Starting with the first line of the listing, print each line unchanged, and stop after the line that contains "y-tick-base: 10 bbox=[24, 551, 46, 573]".
----- EXTRACTED ENTRIES -----
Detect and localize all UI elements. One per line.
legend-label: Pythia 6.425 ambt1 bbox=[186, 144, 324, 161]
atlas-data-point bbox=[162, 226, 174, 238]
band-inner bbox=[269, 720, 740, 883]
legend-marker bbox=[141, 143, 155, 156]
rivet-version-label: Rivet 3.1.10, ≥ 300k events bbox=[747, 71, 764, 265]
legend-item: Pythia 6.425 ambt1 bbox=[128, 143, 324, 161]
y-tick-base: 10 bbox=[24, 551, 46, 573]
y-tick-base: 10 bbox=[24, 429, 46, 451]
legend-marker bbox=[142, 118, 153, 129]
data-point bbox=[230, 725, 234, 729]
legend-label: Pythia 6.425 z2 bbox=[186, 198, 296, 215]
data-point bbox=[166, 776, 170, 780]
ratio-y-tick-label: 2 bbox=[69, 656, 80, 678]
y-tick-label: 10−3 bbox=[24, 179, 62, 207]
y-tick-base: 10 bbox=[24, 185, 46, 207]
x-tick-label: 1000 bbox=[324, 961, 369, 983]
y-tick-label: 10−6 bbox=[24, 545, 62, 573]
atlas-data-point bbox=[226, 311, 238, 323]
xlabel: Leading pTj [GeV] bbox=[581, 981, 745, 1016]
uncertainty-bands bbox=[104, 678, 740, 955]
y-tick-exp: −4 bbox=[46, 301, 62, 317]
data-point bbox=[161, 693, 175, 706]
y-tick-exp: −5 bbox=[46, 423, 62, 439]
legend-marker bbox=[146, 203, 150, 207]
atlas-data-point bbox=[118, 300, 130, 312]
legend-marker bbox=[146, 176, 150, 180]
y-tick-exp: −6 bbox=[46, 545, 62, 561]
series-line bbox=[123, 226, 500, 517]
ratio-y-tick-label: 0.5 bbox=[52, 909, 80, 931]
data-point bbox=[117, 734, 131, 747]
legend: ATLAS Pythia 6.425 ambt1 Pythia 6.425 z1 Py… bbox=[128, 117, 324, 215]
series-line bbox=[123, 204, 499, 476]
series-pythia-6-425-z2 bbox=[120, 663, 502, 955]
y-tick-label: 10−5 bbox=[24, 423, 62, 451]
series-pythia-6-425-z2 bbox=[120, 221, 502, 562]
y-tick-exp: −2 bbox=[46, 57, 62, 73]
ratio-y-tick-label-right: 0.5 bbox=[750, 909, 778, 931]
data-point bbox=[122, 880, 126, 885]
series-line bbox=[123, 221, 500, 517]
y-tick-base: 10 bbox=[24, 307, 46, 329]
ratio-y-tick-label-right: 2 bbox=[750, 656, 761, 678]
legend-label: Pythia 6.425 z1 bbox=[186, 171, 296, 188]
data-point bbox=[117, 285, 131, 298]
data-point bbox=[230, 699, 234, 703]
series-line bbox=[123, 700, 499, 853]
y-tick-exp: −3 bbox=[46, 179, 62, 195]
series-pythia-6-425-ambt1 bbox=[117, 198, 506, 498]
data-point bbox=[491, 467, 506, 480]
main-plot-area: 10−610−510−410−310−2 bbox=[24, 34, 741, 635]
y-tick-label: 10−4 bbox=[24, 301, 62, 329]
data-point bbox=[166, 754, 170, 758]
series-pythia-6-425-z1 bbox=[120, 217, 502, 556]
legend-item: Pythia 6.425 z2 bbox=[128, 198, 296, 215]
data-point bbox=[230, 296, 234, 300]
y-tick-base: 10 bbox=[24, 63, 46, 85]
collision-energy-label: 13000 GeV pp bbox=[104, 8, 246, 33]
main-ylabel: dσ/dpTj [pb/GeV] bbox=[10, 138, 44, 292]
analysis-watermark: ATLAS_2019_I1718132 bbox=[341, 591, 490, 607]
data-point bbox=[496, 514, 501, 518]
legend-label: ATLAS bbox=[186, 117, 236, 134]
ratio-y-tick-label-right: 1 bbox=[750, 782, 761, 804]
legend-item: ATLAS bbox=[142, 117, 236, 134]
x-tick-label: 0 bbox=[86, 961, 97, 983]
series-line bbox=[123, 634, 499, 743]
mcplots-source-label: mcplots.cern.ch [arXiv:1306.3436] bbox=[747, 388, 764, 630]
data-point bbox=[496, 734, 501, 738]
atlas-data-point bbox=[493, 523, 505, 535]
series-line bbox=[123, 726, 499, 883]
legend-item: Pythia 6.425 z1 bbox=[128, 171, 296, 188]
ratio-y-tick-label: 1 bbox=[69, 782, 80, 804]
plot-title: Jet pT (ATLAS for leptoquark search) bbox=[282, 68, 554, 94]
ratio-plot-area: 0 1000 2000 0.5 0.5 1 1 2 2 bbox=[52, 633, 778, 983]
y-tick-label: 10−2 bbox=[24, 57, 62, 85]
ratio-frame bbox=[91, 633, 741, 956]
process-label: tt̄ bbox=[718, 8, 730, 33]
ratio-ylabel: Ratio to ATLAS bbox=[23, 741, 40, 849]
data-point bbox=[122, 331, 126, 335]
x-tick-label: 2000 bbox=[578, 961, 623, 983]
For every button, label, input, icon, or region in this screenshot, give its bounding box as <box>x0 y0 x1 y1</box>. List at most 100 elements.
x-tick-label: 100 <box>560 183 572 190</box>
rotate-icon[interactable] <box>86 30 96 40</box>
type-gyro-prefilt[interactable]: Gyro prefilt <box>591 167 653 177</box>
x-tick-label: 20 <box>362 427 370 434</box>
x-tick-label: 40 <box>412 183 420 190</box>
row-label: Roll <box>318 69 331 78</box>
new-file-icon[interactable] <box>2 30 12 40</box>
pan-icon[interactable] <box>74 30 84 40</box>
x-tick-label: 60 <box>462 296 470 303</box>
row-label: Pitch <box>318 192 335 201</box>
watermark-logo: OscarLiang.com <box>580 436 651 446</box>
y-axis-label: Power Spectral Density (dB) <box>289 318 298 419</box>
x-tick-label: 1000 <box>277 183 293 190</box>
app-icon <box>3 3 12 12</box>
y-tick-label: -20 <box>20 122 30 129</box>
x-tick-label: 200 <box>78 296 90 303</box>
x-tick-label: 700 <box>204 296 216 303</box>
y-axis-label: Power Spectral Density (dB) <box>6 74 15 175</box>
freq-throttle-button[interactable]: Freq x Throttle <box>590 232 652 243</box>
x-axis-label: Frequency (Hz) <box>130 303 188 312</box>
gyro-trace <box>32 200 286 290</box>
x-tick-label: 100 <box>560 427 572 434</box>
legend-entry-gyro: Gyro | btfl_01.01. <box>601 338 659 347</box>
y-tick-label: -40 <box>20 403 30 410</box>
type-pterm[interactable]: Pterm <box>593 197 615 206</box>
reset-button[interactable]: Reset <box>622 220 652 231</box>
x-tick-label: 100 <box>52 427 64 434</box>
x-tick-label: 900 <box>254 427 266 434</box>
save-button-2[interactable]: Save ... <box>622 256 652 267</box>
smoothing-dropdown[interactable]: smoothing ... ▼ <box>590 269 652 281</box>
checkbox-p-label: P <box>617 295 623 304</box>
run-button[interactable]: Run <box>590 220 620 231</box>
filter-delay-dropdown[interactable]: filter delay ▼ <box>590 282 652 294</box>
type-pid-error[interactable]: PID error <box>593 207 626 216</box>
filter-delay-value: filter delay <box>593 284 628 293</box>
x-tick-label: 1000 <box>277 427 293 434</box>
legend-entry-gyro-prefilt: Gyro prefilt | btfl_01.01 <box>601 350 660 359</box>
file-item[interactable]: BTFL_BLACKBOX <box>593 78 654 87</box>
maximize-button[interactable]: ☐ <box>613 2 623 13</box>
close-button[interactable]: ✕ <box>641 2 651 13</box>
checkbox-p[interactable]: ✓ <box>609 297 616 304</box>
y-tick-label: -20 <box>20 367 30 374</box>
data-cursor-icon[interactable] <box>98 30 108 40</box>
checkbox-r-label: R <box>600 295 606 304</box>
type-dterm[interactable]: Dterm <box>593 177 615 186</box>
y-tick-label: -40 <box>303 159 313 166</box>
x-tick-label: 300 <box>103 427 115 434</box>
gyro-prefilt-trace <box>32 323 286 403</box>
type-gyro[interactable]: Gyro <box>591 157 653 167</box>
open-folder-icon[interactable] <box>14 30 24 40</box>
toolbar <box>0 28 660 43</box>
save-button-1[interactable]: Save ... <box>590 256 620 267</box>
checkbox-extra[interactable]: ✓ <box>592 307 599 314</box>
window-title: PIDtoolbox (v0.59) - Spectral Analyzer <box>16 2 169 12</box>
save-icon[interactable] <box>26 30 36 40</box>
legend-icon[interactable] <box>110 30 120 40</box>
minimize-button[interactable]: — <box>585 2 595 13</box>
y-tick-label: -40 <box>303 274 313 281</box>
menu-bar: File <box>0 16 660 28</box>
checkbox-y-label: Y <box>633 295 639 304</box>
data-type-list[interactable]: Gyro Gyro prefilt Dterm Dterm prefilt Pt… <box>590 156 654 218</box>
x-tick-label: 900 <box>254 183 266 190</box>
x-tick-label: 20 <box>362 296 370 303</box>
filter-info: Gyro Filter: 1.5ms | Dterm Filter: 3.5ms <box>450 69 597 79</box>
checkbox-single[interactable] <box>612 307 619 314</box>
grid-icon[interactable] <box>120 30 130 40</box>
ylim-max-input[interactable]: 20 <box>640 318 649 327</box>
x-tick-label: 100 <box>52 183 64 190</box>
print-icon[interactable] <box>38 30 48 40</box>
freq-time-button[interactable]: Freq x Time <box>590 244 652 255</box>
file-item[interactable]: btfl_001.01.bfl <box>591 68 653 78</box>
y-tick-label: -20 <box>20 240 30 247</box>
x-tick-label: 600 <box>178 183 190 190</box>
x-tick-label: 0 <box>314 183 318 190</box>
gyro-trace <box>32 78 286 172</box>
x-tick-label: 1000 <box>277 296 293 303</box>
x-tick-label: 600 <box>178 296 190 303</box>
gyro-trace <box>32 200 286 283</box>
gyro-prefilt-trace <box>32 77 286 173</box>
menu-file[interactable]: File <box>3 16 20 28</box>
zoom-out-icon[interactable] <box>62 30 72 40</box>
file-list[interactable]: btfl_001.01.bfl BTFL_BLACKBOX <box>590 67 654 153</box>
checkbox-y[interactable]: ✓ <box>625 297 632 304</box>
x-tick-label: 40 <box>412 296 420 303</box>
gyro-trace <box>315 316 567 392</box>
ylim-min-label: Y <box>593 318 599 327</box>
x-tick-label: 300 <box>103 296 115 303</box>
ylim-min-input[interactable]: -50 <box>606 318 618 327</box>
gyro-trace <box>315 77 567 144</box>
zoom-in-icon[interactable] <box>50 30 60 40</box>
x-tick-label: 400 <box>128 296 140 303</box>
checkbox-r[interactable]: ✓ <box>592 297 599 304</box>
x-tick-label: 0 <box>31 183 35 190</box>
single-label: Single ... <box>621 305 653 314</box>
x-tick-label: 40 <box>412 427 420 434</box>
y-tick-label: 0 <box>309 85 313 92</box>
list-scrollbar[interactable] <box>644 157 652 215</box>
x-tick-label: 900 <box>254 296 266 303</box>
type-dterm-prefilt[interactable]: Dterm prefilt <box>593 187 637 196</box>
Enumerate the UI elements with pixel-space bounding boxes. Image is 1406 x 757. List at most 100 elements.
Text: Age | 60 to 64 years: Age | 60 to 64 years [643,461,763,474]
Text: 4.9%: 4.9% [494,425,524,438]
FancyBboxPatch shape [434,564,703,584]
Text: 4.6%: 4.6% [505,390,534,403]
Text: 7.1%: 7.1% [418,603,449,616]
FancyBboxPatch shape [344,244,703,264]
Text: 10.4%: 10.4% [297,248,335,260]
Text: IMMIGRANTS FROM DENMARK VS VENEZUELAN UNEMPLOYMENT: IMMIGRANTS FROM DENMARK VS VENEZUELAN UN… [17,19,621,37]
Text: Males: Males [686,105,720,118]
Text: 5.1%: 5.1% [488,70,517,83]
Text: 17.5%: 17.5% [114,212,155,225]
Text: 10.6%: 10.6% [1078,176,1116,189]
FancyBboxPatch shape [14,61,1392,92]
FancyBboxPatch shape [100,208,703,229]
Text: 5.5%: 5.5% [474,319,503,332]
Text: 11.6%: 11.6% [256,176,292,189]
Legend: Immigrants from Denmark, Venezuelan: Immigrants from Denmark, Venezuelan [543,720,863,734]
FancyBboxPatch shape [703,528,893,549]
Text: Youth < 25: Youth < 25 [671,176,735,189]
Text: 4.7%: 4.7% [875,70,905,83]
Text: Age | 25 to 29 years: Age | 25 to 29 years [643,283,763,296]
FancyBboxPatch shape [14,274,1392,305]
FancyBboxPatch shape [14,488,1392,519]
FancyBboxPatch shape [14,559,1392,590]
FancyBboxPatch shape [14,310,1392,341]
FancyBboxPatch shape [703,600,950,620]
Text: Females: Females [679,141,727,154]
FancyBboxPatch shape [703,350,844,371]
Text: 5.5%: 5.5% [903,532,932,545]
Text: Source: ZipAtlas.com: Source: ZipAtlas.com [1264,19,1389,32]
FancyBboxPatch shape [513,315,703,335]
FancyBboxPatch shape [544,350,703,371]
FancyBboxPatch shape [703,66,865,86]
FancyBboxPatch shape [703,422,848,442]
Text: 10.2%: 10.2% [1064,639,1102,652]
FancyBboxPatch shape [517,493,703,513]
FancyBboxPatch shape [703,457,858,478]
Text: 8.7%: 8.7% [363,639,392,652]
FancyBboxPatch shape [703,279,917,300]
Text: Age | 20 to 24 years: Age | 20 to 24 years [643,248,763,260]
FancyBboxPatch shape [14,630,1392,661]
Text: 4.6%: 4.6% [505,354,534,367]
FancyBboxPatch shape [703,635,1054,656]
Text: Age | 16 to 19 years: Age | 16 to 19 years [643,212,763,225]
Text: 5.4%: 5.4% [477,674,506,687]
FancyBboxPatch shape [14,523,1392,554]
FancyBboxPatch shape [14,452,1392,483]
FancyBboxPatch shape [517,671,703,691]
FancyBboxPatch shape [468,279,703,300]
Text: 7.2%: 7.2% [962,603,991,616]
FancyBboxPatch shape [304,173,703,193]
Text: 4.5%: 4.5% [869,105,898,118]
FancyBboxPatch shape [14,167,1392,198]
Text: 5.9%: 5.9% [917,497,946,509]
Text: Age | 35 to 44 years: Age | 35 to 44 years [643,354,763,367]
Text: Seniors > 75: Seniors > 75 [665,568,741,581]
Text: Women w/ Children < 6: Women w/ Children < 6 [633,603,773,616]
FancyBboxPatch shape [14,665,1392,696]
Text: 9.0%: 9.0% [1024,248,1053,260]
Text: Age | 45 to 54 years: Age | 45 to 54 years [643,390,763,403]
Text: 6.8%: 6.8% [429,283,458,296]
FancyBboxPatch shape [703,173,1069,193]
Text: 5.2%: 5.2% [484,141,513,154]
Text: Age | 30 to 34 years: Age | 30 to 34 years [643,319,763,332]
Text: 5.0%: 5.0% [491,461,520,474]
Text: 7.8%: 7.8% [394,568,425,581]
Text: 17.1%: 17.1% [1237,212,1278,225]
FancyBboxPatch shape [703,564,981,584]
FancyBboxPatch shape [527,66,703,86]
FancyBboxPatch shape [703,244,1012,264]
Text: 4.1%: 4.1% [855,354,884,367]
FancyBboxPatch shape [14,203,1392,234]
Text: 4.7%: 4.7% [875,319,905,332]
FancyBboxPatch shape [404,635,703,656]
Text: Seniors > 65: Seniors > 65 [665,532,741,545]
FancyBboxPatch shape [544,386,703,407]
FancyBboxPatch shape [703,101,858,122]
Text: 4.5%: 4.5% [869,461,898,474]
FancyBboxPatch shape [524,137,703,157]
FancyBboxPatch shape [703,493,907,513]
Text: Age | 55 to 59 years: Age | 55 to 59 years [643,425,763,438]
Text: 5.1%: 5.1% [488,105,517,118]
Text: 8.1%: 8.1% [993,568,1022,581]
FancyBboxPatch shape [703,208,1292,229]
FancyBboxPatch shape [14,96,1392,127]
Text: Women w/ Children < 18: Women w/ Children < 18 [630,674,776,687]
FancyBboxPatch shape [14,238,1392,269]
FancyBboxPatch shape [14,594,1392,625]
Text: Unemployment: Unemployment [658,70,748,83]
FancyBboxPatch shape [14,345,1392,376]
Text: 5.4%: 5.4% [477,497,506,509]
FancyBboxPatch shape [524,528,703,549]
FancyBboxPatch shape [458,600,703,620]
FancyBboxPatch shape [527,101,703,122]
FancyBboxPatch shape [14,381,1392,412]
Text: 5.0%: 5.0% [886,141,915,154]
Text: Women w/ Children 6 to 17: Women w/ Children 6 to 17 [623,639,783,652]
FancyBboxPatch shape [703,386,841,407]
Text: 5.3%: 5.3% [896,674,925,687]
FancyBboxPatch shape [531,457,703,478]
-----
REPLY TO THE EXERCISE:
Detect and localize all UI elements. One per line.
legend-label: Pythia 6.425 ambt1 bbox=[186, 144, 324, 161]
atlas-data-point bbox=[162, 226, 174, 238]
band-inner bbox=[269, 720, 740, 883]
legend-marker bbox=[141, 143, 155, 156]
rivet-version-label: Rivet 3.1.10, ≥ 300k events bbox=[747, 71, 764, 265]
legend-item: Pythia 6.425 ambt1 bbox=[128, 143, 324, 161]
y-tick-base: 10 bbox=[24, 551, 46, 573]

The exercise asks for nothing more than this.